:: Exercise goal ::
Answer with a single number: the count of lines that include the string "ylabel".
--- begin Supplied material ---
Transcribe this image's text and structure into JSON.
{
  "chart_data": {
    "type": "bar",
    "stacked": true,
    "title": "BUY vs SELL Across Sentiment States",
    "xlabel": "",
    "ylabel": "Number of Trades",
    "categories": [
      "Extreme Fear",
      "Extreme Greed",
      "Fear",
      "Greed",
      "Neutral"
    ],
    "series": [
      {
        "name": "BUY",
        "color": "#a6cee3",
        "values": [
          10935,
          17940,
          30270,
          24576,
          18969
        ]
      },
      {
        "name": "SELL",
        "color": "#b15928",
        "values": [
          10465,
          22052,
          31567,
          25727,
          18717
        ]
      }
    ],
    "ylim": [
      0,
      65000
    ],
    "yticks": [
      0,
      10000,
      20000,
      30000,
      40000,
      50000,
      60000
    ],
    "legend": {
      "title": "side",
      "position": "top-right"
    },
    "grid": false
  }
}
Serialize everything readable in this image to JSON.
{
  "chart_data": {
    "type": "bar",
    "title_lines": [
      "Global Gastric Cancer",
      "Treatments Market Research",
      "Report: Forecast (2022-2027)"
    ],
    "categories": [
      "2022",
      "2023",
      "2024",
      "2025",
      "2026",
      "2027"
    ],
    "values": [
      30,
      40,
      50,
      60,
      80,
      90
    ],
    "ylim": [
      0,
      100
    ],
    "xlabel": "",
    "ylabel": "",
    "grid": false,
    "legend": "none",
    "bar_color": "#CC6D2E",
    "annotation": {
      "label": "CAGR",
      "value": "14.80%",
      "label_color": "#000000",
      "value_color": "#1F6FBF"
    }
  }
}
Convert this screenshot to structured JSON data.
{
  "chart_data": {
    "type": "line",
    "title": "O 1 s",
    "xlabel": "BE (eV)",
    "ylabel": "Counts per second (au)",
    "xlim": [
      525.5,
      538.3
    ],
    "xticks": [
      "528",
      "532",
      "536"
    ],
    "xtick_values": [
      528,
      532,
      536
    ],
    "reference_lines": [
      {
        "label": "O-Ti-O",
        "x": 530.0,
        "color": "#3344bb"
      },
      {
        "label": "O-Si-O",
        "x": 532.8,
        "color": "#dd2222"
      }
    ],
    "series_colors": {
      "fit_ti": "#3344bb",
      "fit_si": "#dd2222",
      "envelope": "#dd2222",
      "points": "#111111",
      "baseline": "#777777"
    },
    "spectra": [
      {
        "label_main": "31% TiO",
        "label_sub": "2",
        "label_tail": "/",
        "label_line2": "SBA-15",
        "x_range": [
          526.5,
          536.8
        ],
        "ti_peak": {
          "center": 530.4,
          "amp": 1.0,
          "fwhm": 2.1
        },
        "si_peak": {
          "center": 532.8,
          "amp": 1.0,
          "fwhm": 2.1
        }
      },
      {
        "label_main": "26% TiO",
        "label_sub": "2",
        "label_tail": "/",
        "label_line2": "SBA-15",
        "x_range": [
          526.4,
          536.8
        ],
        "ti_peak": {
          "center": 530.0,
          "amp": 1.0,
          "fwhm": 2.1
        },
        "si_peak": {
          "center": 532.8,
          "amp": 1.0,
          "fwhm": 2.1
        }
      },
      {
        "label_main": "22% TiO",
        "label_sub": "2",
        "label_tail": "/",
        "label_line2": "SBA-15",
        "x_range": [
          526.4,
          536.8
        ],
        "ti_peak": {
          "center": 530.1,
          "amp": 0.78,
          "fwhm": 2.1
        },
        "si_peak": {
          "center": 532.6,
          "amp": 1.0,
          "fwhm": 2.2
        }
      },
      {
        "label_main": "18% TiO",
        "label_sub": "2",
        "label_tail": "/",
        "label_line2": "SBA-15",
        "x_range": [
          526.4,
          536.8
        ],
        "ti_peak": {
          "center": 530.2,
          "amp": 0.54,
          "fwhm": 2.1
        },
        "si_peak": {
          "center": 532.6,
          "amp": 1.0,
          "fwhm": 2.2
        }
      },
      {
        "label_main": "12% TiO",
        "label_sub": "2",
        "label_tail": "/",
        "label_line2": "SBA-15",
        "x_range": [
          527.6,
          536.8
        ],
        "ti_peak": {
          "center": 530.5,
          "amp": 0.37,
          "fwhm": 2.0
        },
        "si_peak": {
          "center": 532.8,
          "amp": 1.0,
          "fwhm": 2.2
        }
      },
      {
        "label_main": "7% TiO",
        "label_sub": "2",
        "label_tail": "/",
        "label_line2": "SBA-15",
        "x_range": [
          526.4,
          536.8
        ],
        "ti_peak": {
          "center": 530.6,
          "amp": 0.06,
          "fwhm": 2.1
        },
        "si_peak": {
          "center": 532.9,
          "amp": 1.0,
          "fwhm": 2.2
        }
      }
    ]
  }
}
--- end Supplied material ---
:: Solution ::
3